- [EXERCISE DETAILS]:
Leave out the pictures and transcribe everything else exactly.

···

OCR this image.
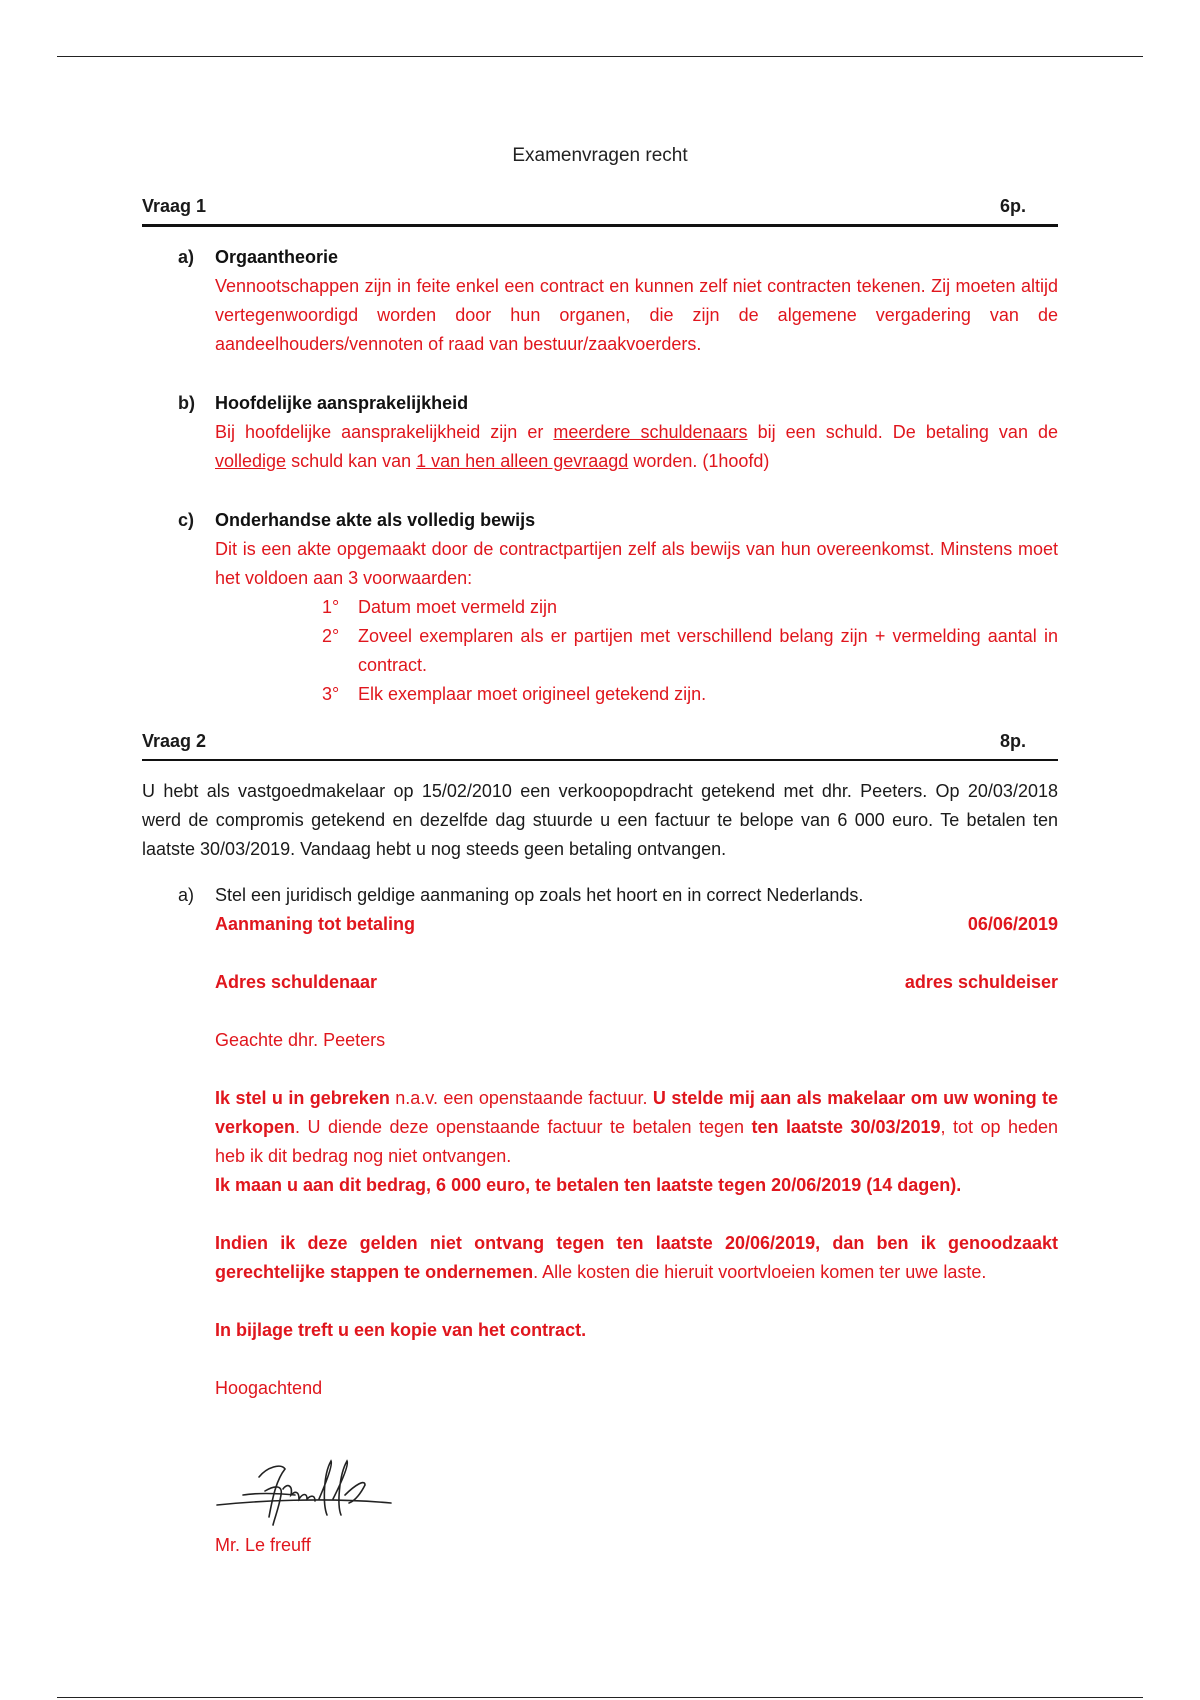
Examenvragen recht
Vraag 1	6p.
a) Orgaantheorie
Vennootschappen zijn in feite enkel een contract en kunnen zelf niet contracten tekenen. Zij moeten altijd vertegenwoordigd worden door hun organen, die zijn de algemene vergadering van de aandeelhouders/vennoten of raad van bestuur/zaakvoerders.
b) Hoofdelijke aansprakelijkheid
Bij hoofdelijke aansprakelijkheid zijn er meerdere schuldenaars bij een schuld. De betaling van de volledige schuld kan van 1 van hen alleen gevraagd worden. (1hoofd)
c) Onderhandse akte als volledig bewijs
Dit is een akte opgemaakt door de contractpartijen zelf als bewijs van hun overeenkomst. Minstens moet het voldoen aan 3 voorwaarden:
1° Datum moet vermeld zijn
2° Zoveel exemplaren als er partijen met verschillend belang zijn + vermelding aantal in contract.
3° Elk exemplaar moet origineel getekend zijn.
Vraag 2	8p.
U hebt als vastgoedmakelaar op 15/02/2010 een verkoopopdracht getekend met dhr. Peeters. Op 20/03/2018 werd de compromis getekend en dezelfde dag stuurde u een factuur te belope van 6 000 euro. Te betalen ten laatste 30/03/2019. Vandaag hebt u nog steeds geen betaling ontvangen.
a) Stel een juridisch geldige aanmaning op zoals het hoort en in correct Nederlands.
Aanmaning tot betaling	06/06/2019
Adres schuldenaar	adres schuldeiser
Geachte dhr. Peeters
Ik stel u in gebreken n.a.v. een openstaande factuur. U stelde mij aan als makelaar om uw woning te verkopen. U diende deze openstaande factuur te betalen tegen ten laatste 30/03/2019, tot op heden heb ik dit bedrag nog niet ontvangen.
Ik maan u aan dit bedrag, 6 000 euro, te betalen ten laatste tegen 20/06/2019 (14 dagen).
Indien ik deze gelden niet ontvang tegen ten laatste 20/06/2019, dan ben ik genoodzaakt gerechtelijke stappen te ondernemen. Alle kosten die hieruit voortvloeien komen ter uwe laste.
In bijlage treft u een kopie van het contract.
Hoogachtend
Mr. Le freuff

···

- [EXERCISE SOLUTION]:
OCR this image.
Examenvragen recht
Vraag 1	6p.
a) Orgaantheorie
Vennootschappen zijn in feite enkel een contract en kunnen zelf niet contracten tekenen. Zij moeten altijd vertegenwoordigd worden door hun organen, die zijn de algemene vergadering van de aandeelhouders/vennoten of raad van bestuur/zaakvoerders.
b) Hoofdelijke aansprakelijkheid
Bij hoofdelijke aansprakelijkheid zijn er meerdere schuldenaars bij een schuld. De betaling van de volledige schuld kan van 1 van hen alleen gevraagd worden. (1hoofd)
c) Onderhandse akte als volledig bewijs
Dit is een akte opgemaakt door de contractpartijen zelf als bewijs van hun overeenkomst. Minstens moet het voldoen aan 3 voorwaarden:
1° Datum moet vermeld zijn
2° Zoveel exemplaren als er partijen met verschillend belang zijn + vermelding aantal in contract.
3° Elk exemplaar moet origineel getekend zijn.
Vraag 2	8p.
U hebt als vastgoedmakelaar op 15/02/2010 een verkoopopdracht getekend met dhr. Peeters. Op 20/03/2018 werd de compromis getekend en dezelfde dag stuurde u een factuur te belope van 6 000 euro. Te betalen ten laatste 30/03/2019. Vandaag hebt u nog steeds geen betaling ontvangen.
a) Stel een juridisch geldige aanmaning op zoals het hoort en in correct Nederlands.
Aanmaning tot betaling	06/06/2019
Adres schuldenaar	adres schuldeiser
Geachte dhr. Peeters
Ik stel u in gebreken n.a.v. een openstaande factuur. U stelde mij aan als makelaar om uw woning te verkopen. U diende deze openstaande factuur te betalen tegen ten laatste 30/03/2019, tot op heden heb ik dit bedrag nog niet ontvangen.
Ik maan u aan dit bedrag, 6 000 euro, te betalen ten laatste tegen 20/06/2019 (14 dagen).
Indien ik deze gelden niet ontvang tegen ten laatste 20/06/2019, dan ben ik genoodzaakt gerechtelijke stappen te ondernemen. Alle kosten die hieruit voortvloeien komen ter uwe laste.
In bijlage treft u een kopie van het contract.
Hoogachtend
Mr. Le freuff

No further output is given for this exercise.